## Given problem
Every record here should be printed again exactly.

## Record list
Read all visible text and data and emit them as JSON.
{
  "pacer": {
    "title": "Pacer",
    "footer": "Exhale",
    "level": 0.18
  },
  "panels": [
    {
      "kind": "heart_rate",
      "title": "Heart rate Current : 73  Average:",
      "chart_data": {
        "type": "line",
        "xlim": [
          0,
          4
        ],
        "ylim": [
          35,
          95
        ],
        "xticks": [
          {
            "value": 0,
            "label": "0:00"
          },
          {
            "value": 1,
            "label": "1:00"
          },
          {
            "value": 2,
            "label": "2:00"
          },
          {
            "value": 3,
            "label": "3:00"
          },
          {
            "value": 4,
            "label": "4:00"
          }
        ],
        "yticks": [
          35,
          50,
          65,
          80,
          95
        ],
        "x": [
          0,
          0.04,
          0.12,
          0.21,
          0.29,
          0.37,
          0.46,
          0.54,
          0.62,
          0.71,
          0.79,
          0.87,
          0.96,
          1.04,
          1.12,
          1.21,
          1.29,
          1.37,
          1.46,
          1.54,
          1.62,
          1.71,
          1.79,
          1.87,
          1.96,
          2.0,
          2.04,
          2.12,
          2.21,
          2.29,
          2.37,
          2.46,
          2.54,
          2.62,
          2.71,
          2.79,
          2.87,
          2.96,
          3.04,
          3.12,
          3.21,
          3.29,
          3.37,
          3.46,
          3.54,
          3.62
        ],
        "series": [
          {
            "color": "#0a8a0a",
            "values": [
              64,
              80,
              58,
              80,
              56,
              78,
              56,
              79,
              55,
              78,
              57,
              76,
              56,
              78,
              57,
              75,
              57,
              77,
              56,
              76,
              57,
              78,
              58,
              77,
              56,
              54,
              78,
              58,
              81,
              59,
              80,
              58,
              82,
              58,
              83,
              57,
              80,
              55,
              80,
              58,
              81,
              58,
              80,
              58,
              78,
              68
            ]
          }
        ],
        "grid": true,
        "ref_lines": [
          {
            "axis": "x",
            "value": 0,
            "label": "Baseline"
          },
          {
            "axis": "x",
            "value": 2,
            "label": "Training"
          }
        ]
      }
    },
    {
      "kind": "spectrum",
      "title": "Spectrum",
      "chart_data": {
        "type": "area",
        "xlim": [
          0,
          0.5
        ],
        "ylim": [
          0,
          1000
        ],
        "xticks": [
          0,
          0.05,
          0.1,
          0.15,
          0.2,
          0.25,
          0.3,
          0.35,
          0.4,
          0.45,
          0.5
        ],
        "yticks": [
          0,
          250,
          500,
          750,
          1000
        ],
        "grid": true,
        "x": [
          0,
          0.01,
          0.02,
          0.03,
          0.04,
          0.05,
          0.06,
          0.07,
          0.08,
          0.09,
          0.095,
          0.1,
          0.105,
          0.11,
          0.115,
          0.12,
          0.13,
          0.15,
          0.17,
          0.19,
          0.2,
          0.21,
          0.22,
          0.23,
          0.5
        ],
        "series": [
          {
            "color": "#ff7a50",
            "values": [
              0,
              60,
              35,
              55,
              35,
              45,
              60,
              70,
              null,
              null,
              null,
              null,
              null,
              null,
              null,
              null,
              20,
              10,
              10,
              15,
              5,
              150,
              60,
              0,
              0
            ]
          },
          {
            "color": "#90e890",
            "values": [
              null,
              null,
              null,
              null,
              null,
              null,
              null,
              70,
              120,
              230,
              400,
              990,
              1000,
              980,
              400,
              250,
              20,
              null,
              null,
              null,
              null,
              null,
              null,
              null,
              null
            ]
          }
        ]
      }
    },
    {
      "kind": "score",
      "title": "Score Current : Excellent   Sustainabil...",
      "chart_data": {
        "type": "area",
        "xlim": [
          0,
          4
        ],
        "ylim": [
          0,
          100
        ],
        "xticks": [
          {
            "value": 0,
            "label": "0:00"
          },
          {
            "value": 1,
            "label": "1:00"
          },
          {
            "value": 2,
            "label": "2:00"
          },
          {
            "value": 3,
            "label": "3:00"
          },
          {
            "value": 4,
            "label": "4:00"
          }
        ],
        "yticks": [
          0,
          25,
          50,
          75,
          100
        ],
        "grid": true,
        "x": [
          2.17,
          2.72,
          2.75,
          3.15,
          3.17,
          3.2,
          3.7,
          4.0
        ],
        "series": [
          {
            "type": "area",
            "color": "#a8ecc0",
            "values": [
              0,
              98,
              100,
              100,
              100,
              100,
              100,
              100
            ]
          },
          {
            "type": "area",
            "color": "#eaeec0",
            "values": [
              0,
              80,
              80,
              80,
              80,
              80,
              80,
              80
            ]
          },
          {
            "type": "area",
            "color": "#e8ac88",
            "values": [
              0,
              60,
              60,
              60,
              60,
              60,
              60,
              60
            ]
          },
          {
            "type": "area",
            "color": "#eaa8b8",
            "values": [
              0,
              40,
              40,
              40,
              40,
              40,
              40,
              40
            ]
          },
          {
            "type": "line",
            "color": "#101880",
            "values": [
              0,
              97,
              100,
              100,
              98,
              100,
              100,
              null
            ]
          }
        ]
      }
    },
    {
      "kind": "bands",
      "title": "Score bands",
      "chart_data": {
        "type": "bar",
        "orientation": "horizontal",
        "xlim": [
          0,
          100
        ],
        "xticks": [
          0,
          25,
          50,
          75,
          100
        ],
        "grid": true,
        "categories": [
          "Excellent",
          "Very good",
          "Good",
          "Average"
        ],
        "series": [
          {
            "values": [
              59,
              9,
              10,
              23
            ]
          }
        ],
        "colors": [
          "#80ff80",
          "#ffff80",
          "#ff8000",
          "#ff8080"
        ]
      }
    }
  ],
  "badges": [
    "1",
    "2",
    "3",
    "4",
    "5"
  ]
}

## Task response
Read all visible text and data and emit them as JSON.
{
  "pacer": {
    "title": "Pacer",
    "footer": "Exhale",
    "level": 0.18
  },
  "panels": [
    {
      "kind": "heart_rate",
      "title": "Heart rate Current : 73  Average:",
      "chart_data": {
        "type": "line",
        "xlim": [
          0,
          4
        ],
        "ylim": [
          35,
          95
        ],
        "xticks": [
          {
            "value": 0,
            "label": "0:00"
          },
          {
            "value": 1,
            "label": "1:00"
          },
          {
            "value": 2,
            "label": "2:00"
          },
          {
            "value": 3,
            "label": "3:00"
          },
          {
            "value": 4,
            "label": "4:00"
          }
        ],
        "yticks": [
          35,
          50,
          65,
          80,
          95
        ],
        "x": [
          0,
          0.04,
          0.12,
          0.21,
          0.29,
          0.37,
          0.46,
          0.54,
          0.62,
          0.71,
          0.79,
          0.87,
          0.96,
          1.04,
          1.12,
          1.21,
          1.29,
          1.37,
          1.46,
          1.54,
          1.62,
          1.71,
          1.79,
          1.87,
          1.96,
          2.0,
          2.04,
          2.12,
          2.21,
          2.29,
          2.37,
          2.46,
          2.54,
          2.62,
          2.71,
          2.79,
          2.87,
          2.96,
          3.04,
          3.12,
          3.21,
          3.29,
          3.37,
          3.46,
          3.54,
          3.62
        ],
        "series": [
          {
            "color": "#0a8a0a",
            "values": [
              64,
              80,
              58,
              80,
              56,
              78,
              56,
              79,
              55,
              78,
              57,
              76,
              56,
              78,
              57,
              75,
              57,
              77,
              56,
              76,
              57,
              78,
              58,
              77,
              56,
              54,
              78,
              58,
              81,
              59,
              80,
              58,
              82,
              58,
              83,
              57,
              80,
              55,
              80,
              58,
              81,
              58,
              80,
              58,
              78,
              68
            ]
          }
        ],
        "grid": true,
        "ref_lines": [
          {
            "axis": "x",
            "value": 0,
            "label": "Baseline"
          },
          {
            "axis": "x",
            "value": 2,
            "label": "Training"
          }
        ]
      }
    },
    {
      "kind": "spectrum",
      "title": "Spectrum",
      "chart_data": {
        "type": "area",
        "xlim": [
          0,
          0.5
        ],
        "ylim": [
          0,
          1000
        ],
        "xticks": [
          0,
          0.05,
          0.1,
          0.15,
          0.2,
          0.25,
          0.3,
          0.35,
          0.4,
          0.45,
          0.5
        ],
        "yticks": [
          0,
          250,
          500,
          750,
          1000
        ],
        "grid": true,
        "x": [
          0,
          0.01,
          0.02,
          0.03,
          0.04,
          0.05,
          0.06,
          0.07,
          0.08,
          0.09,
          0.095,
          0.1,
          0.105,
          0.11,
          0.115,
          0.12,
          0.13,
          0.15,
          0.17,
          0.19,
          0.2,
          0.21,
          0.22,
          0.23,
          0.5
        ],
        "series": [
          {
            "color": "#ff7a50",
            "values": [
              0,
              60,
              35,
              55,
              35,
              45,
              60,
              70,
              null,
              null,
              null,
              null,
              null,
              null,
              null,
              null,
              20,
              10,
              10,
              15,
              5,
              150,
              60,
              0,
              0
            ]
          },
          {
            "color": "#90e890",
            "values": [
              null,
              null,
              null,
              null,
              null,
              null,
              null,
              70,
              120,
              230,
              400,
              990,
              1000,
              980,
              400,
              250,
              20,
              null,
              null,
              null,
              null,
              null,
              null,
              null,
              null
            ]
          }
        ]
      }
    },
    {
      "kind": "score",
      "title": "Score Current : Excellent   Sustainabil...",
      "chart_data": {
        "type": "area",
        "xlim": [
          0,
          4
        ],
        "ylim": [
          0,
          100
        ],
        "xticks": [
          {
            "value": 0,
            "label": "0:00"
          },
          {
            "value": 1,
            "label": "1:00"
          },
          {
            "value": 2,
            "label": "2:00"
          },
          {
            "value": 3,
            "label": "3:00"
          },
          {
            "value": 4,
            "label": "4:00"
          }
        ],
        "yticks": [
          0,
          25,
          50,
          75,
          100
        ],
        "grid": true,
        "x": [
          2.17,
          2.72,
          2.75,
          3.15,
          3.17,
          3.2,
          3.7,
          4.0
        ],
        "series": [
          {
            "type": "area",
            "color": "#a8ecc0",
            "values": [
              0,
              98,
              100,
              100,
              100,
              100,
              100,
              100
            ]
          },
          {
            "type": "area",
            "color": "#eaeec0",
            "values": [
              0,
              80,
              80,
              80,
              80,
              80,
              80,
              80
            ]
          },
          {
            "type": "area",
            "color": "#e8ac88",
            "values": [
              0,
              60,
              60,
              60,
              60,
              60,
              60,
              60
            ]
          },
          {
            "type": "area",
            "color": "#eaa8b8",
            "values": [
              0,
              40,
              40,
              40,
              40,
              40,
              40,
              40
            ]
          },
          {
            "type": "line",
            "color": "#101880",
            "values": [
              0,
              97,
              100,
              100,
              98,
              100,
              100,
              null
            ]
          }
        ]
      }
    },
    {
      "kind": "bands",
      "title": "Score bands",
      "chart_data": {
        "type": "bar",
        "orientation": "horizontal",
        "xlim": [
          0,
          100
        ],
        "xticks": [
          0,
          25,
          50,
          75,
          100
        ],
        "grid": true,
        "categories": [
          "Excellent",
          "Very good",
          "Good",
          "Average"
        ],
        "series": [
          {
            "values": [
              59,
              9,
              10,
              23
            ]
          }
        ],
        "colors": [
          "#80ff80",
          "#ffff80",
          "#ff8000",
          "#ff8080"
        ]
      }
    }
  ],
  "badges": [
    "1",
    "2",
    "3",
    "4",
    "5"
  ]
}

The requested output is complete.